Data records:
╭──

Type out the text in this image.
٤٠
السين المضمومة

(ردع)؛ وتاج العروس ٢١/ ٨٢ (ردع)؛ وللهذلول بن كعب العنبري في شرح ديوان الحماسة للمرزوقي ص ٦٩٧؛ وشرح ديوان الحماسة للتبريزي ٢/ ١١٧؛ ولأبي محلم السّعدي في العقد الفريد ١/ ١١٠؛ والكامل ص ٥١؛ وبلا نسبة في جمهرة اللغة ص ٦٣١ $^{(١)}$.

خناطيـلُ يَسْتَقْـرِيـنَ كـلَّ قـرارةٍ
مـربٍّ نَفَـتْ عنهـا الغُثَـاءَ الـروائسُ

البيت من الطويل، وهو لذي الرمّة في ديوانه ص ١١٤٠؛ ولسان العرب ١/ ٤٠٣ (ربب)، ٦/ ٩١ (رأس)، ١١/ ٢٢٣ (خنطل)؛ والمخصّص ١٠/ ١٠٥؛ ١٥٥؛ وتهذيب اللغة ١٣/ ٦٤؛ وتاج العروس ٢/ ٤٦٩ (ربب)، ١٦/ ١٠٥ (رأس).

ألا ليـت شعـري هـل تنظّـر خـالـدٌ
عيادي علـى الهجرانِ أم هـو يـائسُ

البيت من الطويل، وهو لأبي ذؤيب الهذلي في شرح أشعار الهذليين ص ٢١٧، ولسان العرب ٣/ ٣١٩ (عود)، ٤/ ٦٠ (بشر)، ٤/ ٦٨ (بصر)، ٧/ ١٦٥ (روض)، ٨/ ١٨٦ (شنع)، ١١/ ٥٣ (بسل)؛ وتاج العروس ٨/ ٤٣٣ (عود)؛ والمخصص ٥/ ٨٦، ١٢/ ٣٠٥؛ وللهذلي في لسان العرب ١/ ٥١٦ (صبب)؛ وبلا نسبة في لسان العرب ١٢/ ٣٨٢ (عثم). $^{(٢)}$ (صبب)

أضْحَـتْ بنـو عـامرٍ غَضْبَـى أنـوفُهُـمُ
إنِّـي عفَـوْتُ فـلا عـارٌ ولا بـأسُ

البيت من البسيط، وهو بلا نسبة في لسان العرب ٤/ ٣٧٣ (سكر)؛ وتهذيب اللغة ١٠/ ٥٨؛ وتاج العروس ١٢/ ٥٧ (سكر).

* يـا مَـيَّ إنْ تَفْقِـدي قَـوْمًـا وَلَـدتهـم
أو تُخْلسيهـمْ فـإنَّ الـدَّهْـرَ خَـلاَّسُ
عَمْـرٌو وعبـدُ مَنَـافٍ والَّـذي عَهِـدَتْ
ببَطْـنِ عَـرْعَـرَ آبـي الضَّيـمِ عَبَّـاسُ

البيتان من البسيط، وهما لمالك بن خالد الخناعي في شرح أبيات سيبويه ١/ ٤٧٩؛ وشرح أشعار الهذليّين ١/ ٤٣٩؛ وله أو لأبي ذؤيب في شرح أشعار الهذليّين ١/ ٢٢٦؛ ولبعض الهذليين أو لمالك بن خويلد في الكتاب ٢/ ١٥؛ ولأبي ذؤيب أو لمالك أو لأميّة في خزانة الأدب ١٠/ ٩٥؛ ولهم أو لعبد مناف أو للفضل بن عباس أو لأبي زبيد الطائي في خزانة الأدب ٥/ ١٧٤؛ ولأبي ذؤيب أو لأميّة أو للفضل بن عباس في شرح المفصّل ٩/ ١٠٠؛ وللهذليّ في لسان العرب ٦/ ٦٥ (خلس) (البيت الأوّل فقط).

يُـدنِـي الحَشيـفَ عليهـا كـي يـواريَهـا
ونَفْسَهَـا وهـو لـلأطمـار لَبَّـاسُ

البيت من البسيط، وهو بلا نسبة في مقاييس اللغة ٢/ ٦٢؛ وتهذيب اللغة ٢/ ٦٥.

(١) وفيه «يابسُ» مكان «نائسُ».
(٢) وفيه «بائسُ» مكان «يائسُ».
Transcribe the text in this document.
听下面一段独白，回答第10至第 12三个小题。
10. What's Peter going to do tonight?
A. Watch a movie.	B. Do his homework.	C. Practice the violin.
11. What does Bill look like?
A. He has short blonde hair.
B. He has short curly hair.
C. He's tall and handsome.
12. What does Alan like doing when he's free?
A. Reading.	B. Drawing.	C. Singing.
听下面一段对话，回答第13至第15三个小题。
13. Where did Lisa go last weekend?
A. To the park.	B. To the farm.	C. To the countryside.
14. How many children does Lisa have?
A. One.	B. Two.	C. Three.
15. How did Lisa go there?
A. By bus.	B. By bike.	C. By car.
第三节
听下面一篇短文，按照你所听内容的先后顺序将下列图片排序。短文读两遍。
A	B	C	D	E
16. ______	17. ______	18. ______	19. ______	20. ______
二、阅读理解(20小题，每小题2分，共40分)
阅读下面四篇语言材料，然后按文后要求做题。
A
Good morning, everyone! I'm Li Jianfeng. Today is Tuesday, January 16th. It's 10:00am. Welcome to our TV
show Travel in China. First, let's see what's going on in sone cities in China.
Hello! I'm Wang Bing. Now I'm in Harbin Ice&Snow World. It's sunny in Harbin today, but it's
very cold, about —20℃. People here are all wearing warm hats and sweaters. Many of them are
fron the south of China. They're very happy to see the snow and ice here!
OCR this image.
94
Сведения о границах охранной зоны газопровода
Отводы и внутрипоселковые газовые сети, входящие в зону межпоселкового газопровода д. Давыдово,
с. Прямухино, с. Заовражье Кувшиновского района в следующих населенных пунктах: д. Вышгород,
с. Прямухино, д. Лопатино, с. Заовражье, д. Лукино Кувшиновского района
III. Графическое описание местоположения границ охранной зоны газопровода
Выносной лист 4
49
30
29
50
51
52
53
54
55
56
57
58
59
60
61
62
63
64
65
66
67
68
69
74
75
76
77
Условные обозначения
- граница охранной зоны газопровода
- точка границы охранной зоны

╰──

EXERCISE INSTRUCTIONS: List each line holding the string "مكان".

COMPLETED TASK:
(١) وفيه «يابسُ» مكان «نائسُ».
(٢) وفيه «بائسُ» مكان «يائسُ».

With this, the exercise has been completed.